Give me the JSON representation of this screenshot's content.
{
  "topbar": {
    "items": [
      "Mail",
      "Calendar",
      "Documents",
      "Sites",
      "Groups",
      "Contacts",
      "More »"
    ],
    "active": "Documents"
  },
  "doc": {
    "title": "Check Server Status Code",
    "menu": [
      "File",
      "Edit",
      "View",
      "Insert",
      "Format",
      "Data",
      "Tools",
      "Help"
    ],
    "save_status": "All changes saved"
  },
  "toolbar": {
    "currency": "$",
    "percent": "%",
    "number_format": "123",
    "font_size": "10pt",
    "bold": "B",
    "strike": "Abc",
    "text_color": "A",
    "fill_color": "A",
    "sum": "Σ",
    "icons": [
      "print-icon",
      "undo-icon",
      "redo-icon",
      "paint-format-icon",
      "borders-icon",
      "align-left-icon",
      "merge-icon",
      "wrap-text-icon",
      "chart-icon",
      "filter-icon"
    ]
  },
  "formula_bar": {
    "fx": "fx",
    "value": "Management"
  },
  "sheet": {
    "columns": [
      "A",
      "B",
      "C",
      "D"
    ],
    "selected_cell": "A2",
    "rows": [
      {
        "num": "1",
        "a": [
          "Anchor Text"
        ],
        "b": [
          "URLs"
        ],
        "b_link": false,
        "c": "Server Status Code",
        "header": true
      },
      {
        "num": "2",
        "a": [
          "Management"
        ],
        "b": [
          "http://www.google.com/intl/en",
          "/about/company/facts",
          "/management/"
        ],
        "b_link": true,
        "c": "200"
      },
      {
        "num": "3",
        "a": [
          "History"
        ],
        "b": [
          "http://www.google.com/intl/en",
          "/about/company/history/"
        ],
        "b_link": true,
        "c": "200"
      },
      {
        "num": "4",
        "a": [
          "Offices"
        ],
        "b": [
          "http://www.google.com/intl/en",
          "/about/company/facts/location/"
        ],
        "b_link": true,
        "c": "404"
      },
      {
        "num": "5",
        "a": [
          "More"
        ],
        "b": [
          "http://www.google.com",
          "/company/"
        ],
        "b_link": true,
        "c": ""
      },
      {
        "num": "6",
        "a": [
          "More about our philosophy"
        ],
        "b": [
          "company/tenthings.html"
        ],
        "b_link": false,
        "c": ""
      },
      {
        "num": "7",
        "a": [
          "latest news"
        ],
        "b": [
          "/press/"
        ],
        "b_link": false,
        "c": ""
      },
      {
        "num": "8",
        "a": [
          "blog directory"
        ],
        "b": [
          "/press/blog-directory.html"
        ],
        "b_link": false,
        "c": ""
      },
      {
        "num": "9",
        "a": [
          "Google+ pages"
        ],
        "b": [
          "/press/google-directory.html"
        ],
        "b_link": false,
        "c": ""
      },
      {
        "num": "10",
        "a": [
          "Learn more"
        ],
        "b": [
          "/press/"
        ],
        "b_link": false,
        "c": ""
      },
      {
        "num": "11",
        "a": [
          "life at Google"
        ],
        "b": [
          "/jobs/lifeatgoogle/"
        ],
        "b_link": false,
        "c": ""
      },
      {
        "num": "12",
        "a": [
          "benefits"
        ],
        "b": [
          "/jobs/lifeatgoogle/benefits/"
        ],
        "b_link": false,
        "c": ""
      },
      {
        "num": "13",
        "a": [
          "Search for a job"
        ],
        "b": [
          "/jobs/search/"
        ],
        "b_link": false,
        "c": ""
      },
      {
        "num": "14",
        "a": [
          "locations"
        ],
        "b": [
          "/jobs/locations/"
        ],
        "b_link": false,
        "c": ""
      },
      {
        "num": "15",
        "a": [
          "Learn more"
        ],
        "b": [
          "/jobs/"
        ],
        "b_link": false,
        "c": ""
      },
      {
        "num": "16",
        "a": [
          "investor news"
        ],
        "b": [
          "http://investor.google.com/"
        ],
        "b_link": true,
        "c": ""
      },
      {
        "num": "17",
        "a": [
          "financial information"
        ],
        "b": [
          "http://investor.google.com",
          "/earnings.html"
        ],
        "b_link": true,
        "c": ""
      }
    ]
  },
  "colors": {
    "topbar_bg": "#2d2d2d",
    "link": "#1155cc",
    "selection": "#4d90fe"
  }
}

◆ The task: Reply with nothing but the number of lines that contain the word "facts".

◆ Answer for the task: 2